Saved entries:
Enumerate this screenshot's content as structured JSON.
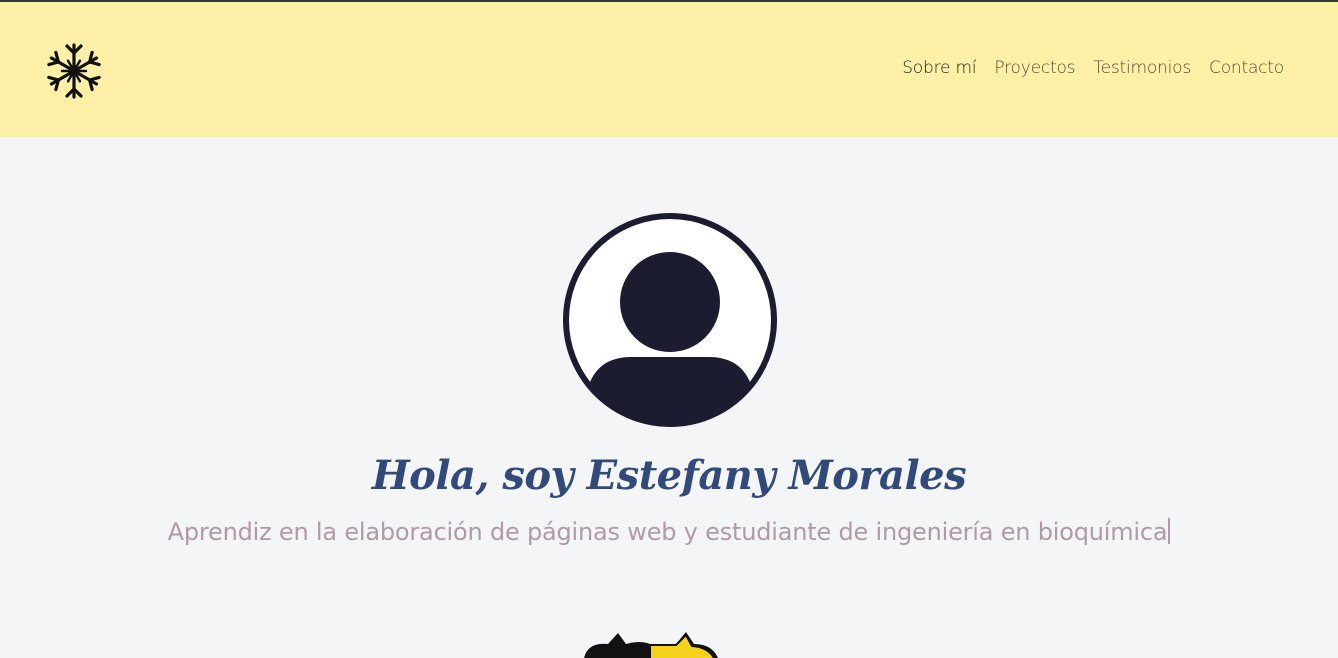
{
  "header": {
    "logo_icon": "snowflake-icon",
    "nav": [
      {
        "label": "Sobre mí",
        "active": true
      },
      {
        "label": "Proyectos",
        "active": false
      },
      {
        "label": "Testimonios",
        "active": false
      },
      {
        "label": "Contacto",
        "active": false
      }
    ]
  },
  "hero": {
    "avatar_icon": "user-avatar-icon",
    "title": "Hola, soy Estefany Morales",
    "subtitle": "Aprendiz en la elaboración de páginas web y estudiante de ingeniería en bioquímica"
  },
  "colors": {
    "header_bg": "#fff0a8",
    "page_bg": "#f4f5f7",
    "title": "#324a7a",
    "subtitle": "#b09aa9",
    "avatar_dark": "#1c1c30"
  }
}
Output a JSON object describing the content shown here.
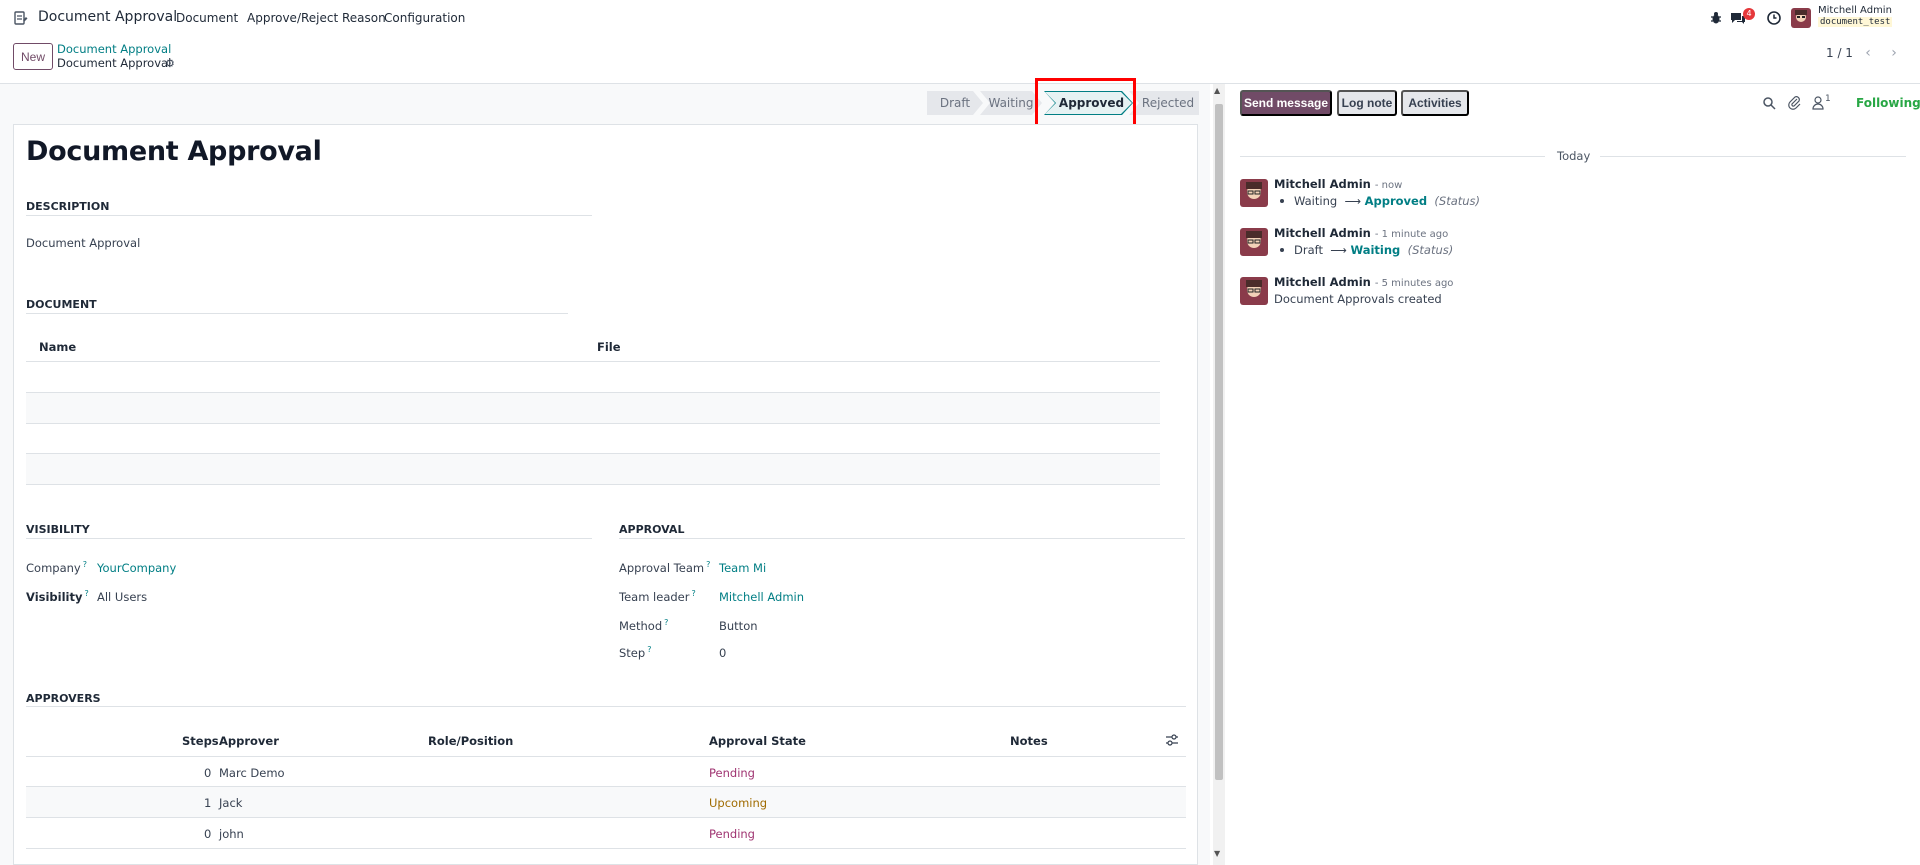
{
  "topnav": {
    "app_name": "Document Approval",
    "menu": [
      "Document",
      "Approve/Reject Reason",
      "Configuration"
    ],
    "chat_badge": "4",
    "user_name": "Mitchell Admin",
    "db_name": "document_test"
  },
  "control": {
    "new_label": "New",
    "breadcrumb_parent": "Document Approval",
    "breadcrumb_current": "Document Approval",
    "pager": "1 / 1"
  },
  "statusbar": {
    "stages": [
      "Draft",
      "Waiting",
      "Approved",
      "Rejected"
    ],
    "current": "Approved"
  },
  "form": {
    "title": "Document Approval",
    "description_header": "DESCRIPTION",
    "description": "Document Approval",
    "document_header": "DOCUMENT",
    "document_columns": [
      "Name",
      "File"
    ],
    "visibility_header": "VISIBILITY",
    "approval_header": "APPROVAL",
    "company_label": "Company",
    "company_value": "YourCompany",
    "visibility_label": "Visibility",
    "visibility_value": "All Users",
    "approval_team_label": "Approval Team",
    "approval_team_value": "Team Mi",
    "team_leader_label": "Team leader",
    "team_leader_value": "Mitchell Admin",
    "method_label": "Method",
    "method_value": "Button",
    "step_label": "Step",
    "step_value": "0",
    "approvers_header": "APPROVERS",
    "approver_columns": [
      "Steps",
      "Approver",
      "Role/Position",
      "Approval State",
      "Notes"
    ],
    "approvers": [
      {
        "steps": "0",
        "approver": "Marc Demo",
        "role": "",
        "state": "Pending",
        "notes": ""
      },
      {
        "steps": "1",
        "approver": "Jack",
        "role": "",
        "state": "Upcoming",
        "notes": ""
      },
      {
        "steps": "0",
        "approver": "john",
        "role": "",
        "state": "Pending",
        "notes": ""
      }
    ]
  },
  "chatter": {
    "send_message": "Send message",
    "log_note": "Log note",
    "activities": "Activities",
    "followers_count": "1",
    "following": "Following",
    "day_separator": "Today",
    "messages": [
      {
        "author": "Mitchell Admin",
        "time": "- now",
        "from": "Waiting",
        "to": "Approved",
        "field": "(Status)"
      },
      {
        "author": "Mitchell Admin",
        "time": "- 1 minute ago",
        "from": "Draft",
        "to": "Waiting",
        "field": "(Status)"
      },
      {
        "author": "Mitchell Admin",
        "time": "- 5 minutes ago",
        "body": "Document Approvals created"
      }
    ]
  },
  "colors": {
    "brand": "#714b67",
    "link": "#017e84",
    "highlight": "#ff0000",
    "pending": "#a03572",
    "upcoming": "#a06b00",
    "following": "#28a745"
  }
}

**Goal:**
Transcribe the full listing character for character. Pictures are excluded.

**In response:**
Enumerate this screenshot's content as structured JSON.
{
  "header": {
    "logo_icon": "snowflake-icon",
    "nav": [
      {
        "label": "Sobre mí",
        "active": true
      },
      {
        "label": "Proyectos",
        "active": false
      },
      {
        "label": "Testimonios",
        "active": false
      },
      {
        "label": "Contacto",
        "active": false
      }
    ]
  },
  "hero": {
    "avatar_icon": "user-avatar-icon",
    "title": "Hola, soy Estefany Morales",
    "subtitle": "Aprendiz en la elaboración de páginas web y estudiante de ingeniería en bioquímica"
  },
  "colors": {
    "header_bg": "#fff0a8",
    "page_bg": "#f4f5f7",
    "title": "#324a7a",
    "subtitle": "#b09aa9",
    "avatar_dark": "#1c1c30"
  }
}
Output a JSON object describing the content shown here.
{
  "topnav": {
    "app_name": "Document Approval",
    "menu": [
      "Document",
      "Approve/Reject Reason",
      "Configuration"
    ],
    "chat_badge": "4",
    "user_name": "Mitchell Admin",
    "db_name": "document_test"
  },
  "control": {
    "new_label": "New",
    "breadcrumb_parent": "Document Approval",
    "breadcrumb_current": "Document Approval",
    "pager": "1 / 1"
  },
  "statusbar": {
    "stages": [
      "Draft",
      "Waiting",
      "Approved",
      "Rejected"
    ],
    "current": "Approved"
  },
  "form": {
    "title": "Document Approval",
    "description_header": "DESCRIPTION",
    "description": "Document Approval",
    "document_header": "DOCUMENT",
    "document_columns": [
      "Name",
      "File"
    ],
    "visibility_header": "VISIBILITY",
    "approval_header": "APPROVAL",
    "company_label": "Company",
    "company_value": "YourCompany",
    "visibility_label": "Visibility",
    "visibility_value": "All Users",
    "approval_team_label": "Approval Team",
    "approval_team_value": "Team Mi",
    "team_leader_label": "Team leader",
    "team_leader_value": "Mitchell Admin",
    "method_label": "Method",
    "method_value": "Button",
    "step_label": "Step",
    "step_value": "0",
    "approvers_header": "APPROVERS",
    "approver_columns": [
      "Steps",
      "Approver",
      "Role/Position",
      "Approval State",
      "Notes"
    ],
    "approvers": [
      {
        "steps": "0",
        "approver": "Marc Demo",
        "role": "",
        "state": "Pending",
        "notes": ""
      },
      {
        "steps": "1",
        "approver": "Jack",
        "role": "",
        "state": "Upcoming",
        "notes": ""
      },
      {
        "steps": "0",
        "approver": "john",
        "role": "",
        "state": "Pending",
        "notes": ""
      }
    ]
  },
  "chatter": {
    "send_message": "Send message",
    "log_note": "Log note",
    "activities": "Activities",
    "followers_count": "1",
    "following": "Following",
    "day_separator": "Today",
    "messages": [
      {
        "author": "Mitchell Admin",
        "time": "- now",
        "from": "Waiting",
        "to": "Approved",
        "field": "(Status)"
      },
      {
        "author": "Mitchell Admin",
        "time": "- 1 minute ago",
        "from": "Draft",
        "to": "Waiting",
        "field": "(Status)"
      },
      {
        "author": "Mitchell Admin",
        "time": "- 5 minutes ago",
        "body": "Document Approvals created"
      }
    ]
  },
  "colors": {
    "brand": "#714b67",
    "link": "#017e84",
    "highlight": "#ff0000",
    "pending": "#a03572",
    "upcoming": "#a06b00",
    "following": "#28a745"
  }
}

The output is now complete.